• 任务列表:
1. 把文档节选中以“以氧气为氧化剂促进的”开头的段落改写成要点列表，保留其主要事实。
2. 请续写这篇关于氧气促进C-H键氧化羰基化的文档节选，从其最后一句之后接着往下写。

• 文档节选:
__________
以氧气为氧化剂促进的C-H键氧化羰基化反应比使用有机或金属氧化剂的C-H键氧化羰基化反应更加环保、安全和经济。本项目拟利用氧气为氧化剂，促使发生分子内C-H键氧化羰基化反应，构筑八类具有重要生物活性的含氮杂环化合物。这一合成策略与传统的合成方法相比，具有如下优点：（1）以绿色经济的氧气作为氧化剂，避免使用昂贵的有机或金属氧化剂；（2）合理设计反应底物，不需要特意进行导向基团的引入和脱除，分子内的含N基团既是导向基，又是亲核试剂；（3）拓展吡咯作为C-H键氧化羰基化反应的新型导向基团；（4）反应底物不需预先引入卤原子或类卤原子，不产生含卤素废料。我们已初步实现了以催化量醋酸钯为催化剂，以空气中氧气为唯一氧化剂在1atm CO下构筑一种含氮杂环化合物。对该合成策略的深入研究，不仅为多种含氮杂环化合物的合成提供新思路，而且将进一步拓展氧气这一绿色经济的氧化剂在实验室研究乃至在工业生产中的应用。
__________
• 数据块:
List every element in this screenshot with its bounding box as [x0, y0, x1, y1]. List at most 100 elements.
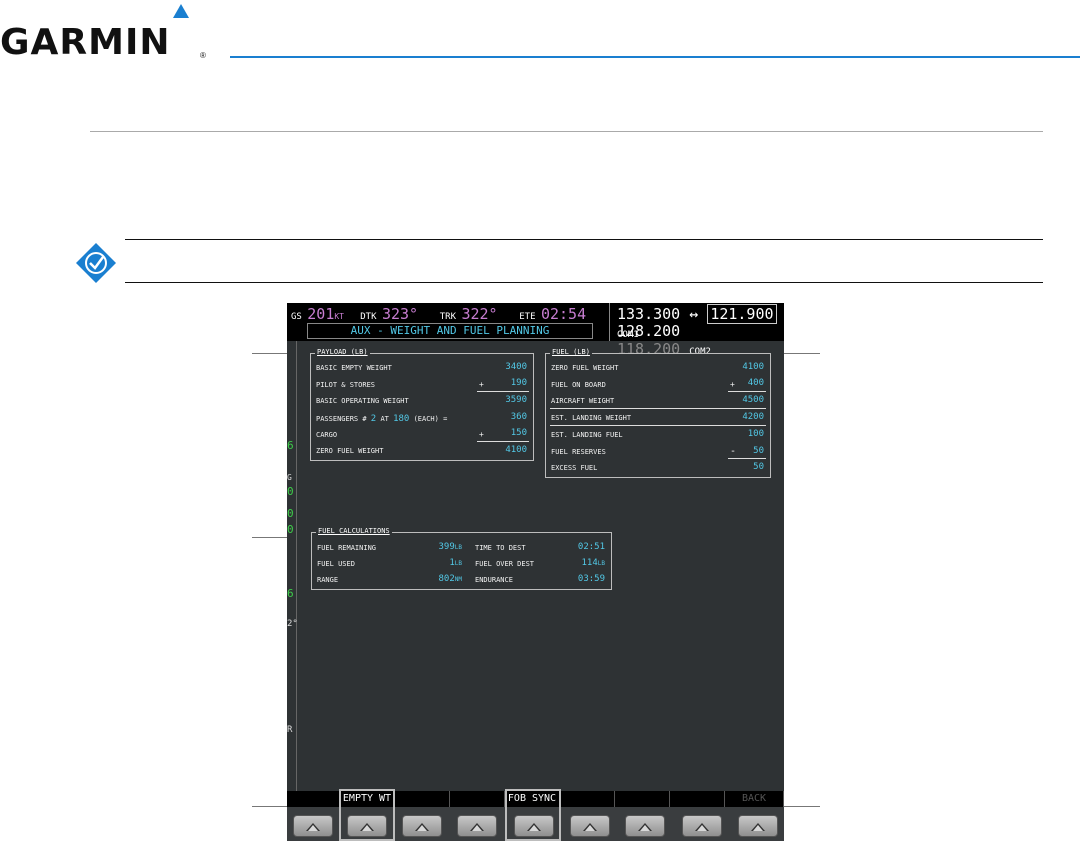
__________
• 依次输出:
1.
- 以氧气为氧化剂的C-H键氧化羰基化反应，比使用有机或金属氧化剂的同类反应更环保、安全、经济。
- 本项目拟以氧气为氧化剂，通过分子内C-H键氧化羰基化反应，构筑八类具有重要生物活性的含氮杂环化合物。
- 与传统合成方法相比，该策略有四点优势：
  1. 以氧气作氧化剂，避免使用昂贵的有机或金属氧化剂；
  2. 通过合理设计底物，无需专门引入和脱除导向基团，分子内含N基团既是导向基，又是亲核试剂；
  3. 拓展吡咯作为C-H键氧化羰基化反应的新型导向基团；
  4. 底物无需预先引入卤原子或类卤原子，不产生含卤素废料。
- 已初步实现：以催化量醋酸钯为催化剂、空气中的氧气为唯一氧化剂，在1 atm CO下构筑一种含氮杂环化合物。
- 深入研究该策略，可为多种含氮杂环化合物的合成提供新思路，并进一步拓展氧气在实验室研究乃至工业生产中的应用。

2.
本项目发展出一种室温条件下通过C-H键羰基化一步合成吡啶[2,1-b]喹唑啉酮类化合物的方法；此外，还发展出温和条件下水相Ullmann类型偶联反应的新配体及新催化体系，主要包括以下几方面工作：1）首次发现6,7-Dihydroquinolin-8(5H)-one oxime肟类配体可以有效促进室温铜催化甲胺和二甲胺在纯水相中发生氮芳基化反应；2）发展了三乙醇胺作为配体有效促进铜催化卤代芳烃羟基化合成苯酚的反应；3）发展了一种高效合成N-苯基-2-氨基取代吡啶类化合物的方法。该方法仅用1%的Cu进行催化，不需要添加额外的配体，就可高效合成N-苯基-2-氨基取代吡啶类化合物。